■ GOAL OF THE EXERCISE ■
Reproduce verbatim the final portion of the material below, from the line containing "Extract the structured" through its last line, and nothing else.
************
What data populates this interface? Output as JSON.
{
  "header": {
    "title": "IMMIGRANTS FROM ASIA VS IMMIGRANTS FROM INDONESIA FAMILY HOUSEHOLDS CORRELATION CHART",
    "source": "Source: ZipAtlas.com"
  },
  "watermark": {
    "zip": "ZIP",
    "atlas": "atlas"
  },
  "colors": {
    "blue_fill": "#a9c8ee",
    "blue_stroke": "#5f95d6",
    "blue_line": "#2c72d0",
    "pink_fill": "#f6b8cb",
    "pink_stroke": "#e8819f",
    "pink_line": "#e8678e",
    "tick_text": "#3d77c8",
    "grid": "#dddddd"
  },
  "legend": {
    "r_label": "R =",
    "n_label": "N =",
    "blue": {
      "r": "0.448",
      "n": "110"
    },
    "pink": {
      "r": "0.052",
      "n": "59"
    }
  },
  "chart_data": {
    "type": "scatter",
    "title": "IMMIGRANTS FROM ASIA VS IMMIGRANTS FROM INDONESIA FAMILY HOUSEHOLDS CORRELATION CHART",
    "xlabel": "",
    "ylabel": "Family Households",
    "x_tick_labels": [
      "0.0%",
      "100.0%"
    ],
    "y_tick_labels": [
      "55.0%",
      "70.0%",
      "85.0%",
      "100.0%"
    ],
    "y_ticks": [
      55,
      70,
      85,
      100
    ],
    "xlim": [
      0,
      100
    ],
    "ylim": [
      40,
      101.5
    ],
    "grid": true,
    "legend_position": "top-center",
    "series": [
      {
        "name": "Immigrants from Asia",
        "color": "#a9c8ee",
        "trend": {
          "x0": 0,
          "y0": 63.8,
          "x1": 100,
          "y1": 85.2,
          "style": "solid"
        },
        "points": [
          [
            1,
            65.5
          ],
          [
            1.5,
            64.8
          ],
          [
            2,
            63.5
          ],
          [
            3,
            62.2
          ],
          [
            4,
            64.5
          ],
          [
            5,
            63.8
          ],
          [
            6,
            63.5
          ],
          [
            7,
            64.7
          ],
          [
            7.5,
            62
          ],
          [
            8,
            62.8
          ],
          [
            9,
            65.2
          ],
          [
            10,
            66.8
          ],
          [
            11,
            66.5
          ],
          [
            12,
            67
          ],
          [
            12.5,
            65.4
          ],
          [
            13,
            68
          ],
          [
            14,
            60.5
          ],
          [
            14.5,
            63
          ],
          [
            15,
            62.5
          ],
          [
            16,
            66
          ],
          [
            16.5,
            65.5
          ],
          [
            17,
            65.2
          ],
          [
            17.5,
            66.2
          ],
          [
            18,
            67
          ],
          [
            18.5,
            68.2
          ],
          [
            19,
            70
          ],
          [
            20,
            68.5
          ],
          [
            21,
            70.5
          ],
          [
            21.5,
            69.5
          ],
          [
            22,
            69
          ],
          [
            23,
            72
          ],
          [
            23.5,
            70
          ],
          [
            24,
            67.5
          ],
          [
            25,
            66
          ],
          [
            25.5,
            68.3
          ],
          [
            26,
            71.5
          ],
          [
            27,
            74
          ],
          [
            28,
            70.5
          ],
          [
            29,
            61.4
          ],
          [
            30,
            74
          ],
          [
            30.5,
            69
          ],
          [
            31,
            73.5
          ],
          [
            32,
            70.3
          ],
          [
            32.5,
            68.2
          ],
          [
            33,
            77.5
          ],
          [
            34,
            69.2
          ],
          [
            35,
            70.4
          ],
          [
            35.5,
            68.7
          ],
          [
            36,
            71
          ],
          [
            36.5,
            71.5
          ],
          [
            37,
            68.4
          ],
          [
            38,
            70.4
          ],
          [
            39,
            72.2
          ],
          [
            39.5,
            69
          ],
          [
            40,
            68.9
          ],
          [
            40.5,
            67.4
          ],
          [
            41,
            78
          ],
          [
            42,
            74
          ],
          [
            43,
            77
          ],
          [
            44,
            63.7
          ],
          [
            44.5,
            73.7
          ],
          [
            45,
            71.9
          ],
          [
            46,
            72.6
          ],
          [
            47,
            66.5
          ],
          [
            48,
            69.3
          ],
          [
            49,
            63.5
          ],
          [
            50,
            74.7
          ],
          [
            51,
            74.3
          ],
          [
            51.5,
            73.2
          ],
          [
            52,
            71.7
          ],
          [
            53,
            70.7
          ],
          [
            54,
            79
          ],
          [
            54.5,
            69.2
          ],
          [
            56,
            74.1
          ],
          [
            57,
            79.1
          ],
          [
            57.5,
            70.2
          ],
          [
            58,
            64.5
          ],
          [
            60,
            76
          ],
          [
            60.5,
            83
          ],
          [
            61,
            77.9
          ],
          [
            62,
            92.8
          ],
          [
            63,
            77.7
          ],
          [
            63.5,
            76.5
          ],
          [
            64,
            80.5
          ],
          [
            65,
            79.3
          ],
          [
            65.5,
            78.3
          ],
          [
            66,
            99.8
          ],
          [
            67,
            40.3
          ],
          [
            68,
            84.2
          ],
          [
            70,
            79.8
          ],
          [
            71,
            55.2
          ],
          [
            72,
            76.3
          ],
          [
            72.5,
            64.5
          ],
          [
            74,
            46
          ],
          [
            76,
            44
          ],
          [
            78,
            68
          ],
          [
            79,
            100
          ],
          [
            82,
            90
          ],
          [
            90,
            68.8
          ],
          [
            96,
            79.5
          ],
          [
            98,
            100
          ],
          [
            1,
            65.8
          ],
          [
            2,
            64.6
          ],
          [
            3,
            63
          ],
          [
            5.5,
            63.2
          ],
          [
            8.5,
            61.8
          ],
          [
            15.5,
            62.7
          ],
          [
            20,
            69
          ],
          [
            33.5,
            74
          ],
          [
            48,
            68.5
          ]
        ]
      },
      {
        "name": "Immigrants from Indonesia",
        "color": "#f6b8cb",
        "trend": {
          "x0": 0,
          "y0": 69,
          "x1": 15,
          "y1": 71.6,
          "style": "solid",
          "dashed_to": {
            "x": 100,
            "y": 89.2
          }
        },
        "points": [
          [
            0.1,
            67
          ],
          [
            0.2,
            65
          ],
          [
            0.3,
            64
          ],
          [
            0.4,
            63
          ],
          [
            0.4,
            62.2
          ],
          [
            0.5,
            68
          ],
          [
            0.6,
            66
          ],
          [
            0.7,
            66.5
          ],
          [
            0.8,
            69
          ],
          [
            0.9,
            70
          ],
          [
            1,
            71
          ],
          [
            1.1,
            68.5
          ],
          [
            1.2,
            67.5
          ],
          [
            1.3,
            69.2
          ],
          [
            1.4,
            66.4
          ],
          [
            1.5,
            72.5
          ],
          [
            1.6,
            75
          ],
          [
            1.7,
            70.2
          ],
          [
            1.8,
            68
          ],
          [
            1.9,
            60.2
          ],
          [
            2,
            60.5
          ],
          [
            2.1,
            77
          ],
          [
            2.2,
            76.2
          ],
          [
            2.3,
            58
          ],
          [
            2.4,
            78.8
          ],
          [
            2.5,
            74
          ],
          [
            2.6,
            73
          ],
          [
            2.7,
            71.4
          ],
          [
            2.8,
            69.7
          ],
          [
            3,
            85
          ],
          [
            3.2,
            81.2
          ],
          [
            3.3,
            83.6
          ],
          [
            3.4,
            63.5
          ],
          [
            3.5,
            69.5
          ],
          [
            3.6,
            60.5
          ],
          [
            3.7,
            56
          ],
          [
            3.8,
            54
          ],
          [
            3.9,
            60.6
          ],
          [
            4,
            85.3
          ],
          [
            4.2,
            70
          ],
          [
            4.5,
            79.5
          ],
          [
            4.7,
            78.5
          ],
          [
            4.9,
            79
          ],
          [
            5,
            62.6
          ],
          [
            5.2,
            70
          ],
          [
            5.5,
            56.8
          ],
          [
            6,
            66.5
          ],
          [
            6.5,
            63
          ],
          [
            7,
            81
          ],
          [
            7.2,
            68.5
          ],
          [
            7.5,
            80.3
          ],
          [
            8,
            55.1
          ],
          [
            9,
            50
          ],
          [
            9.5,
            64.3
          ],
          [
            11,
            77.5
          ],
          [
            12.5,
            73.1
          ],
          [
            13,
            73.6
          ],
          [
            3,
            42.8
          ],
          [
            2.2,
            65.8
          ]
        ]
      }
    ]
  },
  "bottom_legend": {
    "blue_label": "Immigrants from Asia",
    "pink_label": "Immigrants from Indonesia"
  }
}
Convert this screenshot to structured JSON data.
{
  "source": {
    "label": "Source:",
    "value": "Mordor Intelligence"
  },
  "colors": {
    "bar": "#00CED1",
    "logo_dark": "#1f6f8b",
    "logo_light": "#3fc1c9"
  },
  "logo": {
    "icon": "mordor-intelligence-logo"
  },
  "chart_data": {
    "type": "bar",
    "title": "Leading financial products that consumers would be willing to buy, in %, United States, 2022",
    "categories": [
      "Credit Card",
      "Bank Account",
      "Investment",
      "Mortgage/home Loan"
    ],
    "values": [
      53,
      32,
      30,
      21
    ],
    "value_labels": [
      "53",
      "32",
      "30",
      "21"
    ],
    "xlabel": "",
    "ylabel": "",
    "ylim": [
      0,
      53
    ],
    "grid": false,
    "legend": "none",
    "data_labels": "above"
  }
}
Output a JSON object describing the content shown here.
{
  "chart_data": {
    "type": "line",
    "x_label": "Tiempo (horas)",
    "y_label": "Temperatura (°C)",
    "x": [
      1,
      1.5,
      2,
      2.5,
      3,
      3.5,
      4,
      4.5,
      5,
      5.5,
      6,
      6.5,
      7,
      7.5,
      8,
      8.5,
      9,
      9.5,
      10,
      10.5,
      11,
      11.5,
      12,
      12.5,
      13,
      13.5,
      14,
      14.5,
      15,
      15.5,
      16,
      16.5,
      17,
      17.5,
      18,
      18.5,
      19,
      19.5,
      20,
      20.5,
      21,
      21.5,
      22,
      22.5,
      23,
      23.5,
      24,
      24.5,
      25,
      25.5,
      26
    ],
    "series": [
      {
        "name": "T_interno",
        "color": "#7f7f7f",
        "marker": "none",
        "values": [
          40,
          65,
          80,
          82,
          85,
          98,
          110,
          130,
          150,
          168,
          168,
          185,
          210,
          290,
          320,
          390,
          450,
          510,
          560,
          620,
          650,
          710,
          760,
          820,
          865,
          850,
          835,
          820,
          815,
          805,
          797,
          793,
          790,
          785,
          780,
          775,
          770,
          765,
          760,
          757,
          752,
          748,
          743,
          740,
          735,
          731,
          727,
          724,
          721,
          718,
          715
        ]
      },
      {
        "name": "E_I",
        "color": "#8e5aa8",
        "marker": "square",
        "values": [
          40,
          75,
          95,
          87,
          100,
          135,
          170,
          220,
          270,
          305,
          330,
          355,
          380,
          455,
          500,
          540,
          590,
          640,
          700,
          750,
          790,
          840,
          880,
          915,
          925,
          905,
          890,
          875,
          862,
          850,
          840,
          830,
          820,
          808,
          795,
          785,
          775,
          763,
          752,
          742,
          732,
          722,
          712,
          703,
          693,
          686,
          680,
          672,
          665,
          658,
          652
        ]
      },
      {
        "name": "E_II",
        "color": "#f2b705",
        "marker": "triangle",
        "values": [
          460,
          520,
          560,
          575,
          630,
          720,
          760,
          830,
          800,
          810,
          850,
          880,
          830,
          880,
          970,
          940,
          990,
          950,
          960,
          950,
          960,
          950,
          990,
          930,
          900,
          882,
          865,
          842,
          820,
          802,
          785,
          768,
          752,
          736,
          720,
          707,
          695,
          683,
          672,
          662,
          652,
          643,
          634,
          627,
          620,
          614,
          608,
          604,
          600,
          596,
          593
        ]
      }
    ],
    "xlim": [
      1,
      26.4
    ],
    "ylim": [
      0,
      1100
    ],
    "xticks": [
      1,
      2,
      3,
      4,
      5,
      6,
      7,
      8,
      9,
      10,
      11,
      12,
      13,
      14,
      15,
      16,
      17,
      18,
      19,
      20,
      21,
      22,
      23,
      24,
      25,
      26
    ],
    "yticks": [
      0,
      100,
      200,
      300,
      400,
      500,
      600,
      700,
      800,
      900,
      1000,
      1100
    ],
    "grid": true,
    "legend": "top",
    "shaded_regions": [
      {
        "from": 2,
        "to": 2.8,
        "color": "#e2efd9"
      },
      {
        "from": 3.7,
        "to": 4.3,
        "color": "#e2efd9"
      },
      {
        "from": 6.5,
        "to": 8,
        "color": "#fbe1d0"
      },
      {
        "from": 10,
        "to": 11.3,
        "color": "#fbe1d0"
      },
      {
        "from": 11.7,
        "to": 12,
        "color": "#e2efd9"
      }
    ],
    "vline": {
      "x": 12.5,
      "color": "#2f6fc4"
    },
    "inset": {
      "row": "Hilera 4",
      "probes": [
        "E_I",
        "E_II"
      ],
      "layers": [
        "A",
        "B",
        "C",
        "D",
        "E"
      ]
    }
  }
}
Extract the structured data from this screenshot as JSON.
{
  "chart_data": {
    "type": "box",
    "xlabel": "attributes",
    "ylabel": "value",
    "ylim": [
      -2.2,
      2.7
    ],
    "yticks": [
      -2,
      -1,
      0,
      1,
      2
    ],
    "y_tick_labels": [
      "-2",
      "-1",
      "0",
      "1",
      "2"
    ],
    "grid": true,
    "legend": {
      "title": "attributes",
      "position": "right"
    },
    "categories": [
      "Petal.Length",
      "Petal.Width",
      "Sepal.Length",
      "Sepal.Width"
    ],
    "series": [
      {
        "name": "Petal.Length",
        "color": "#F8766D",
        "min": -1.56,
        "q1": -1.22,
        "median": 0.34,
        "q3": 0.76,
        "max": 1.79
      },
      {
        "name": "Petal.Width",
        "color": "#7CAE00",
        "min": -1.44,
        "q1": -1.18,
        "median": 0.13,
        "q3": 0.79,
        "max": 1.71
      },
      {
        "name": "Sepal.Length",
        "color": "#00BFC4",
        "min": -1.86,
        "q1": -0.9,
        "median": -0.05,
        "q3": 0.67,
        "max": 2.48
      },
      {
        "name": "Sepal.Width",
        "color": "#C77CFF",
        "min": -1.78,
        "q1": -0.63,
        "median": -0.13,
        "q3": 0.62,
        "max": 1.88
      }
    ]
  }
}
************
■ FULL OUTPUT ■
Extract the structured data from this screenshot as JSON.
{
  "chart_data": {
    "type": "box",
    "xlabel": "attributes",
    "ylabel": "value",
    "ylim": [
      -2.2,
      2.7
    ],
    "yticks": [
      -2,
      -1,
      0,
      1,
      2
    ],
    "y_tick_labels": [
      "-2",
      "-1",
      "0",
      "1",
      "2"
    ],
    "grid": true,
    "legend": {
      "title": "attributes",
      "position": "right"
    },
    "categories": [
      "Petal.Length",
      "Petal.Width",
      "Sepal.Length",
      "Sepal.Width"
    ],
    "series": [
      {
        "name": "Petal.Length",
        "color": "#F8766D",
        "min": -1.56,
        "q1": -1.22,
        "median": 0.34,
        "q3": 0.76,
        "max": 1.79
      },
      {
        "name": "Petal.Width",
        "color": "#7CAE00",
        "min": -1.44,
        "q1": -1.18,
        "median": 0.13,
        "q3": 0.79,
        "max": 1.71
      },
      {
        "name": "Sepal.Length",
        "color": "#00BFC4",
        "min": -1.86,
        "q1": -0.9,
        "median": -0.05,
        "q3": 0.67,
        "max": 2.48
      },
      {
        "name": "Sepal.Width",
        "color": "#C77CFF",
        "min": -1.78,
        "q1": -0.63,
        "median": -0.13,
        "q3": 0.62,
        "max": 1.88
      }
    ]
  }
}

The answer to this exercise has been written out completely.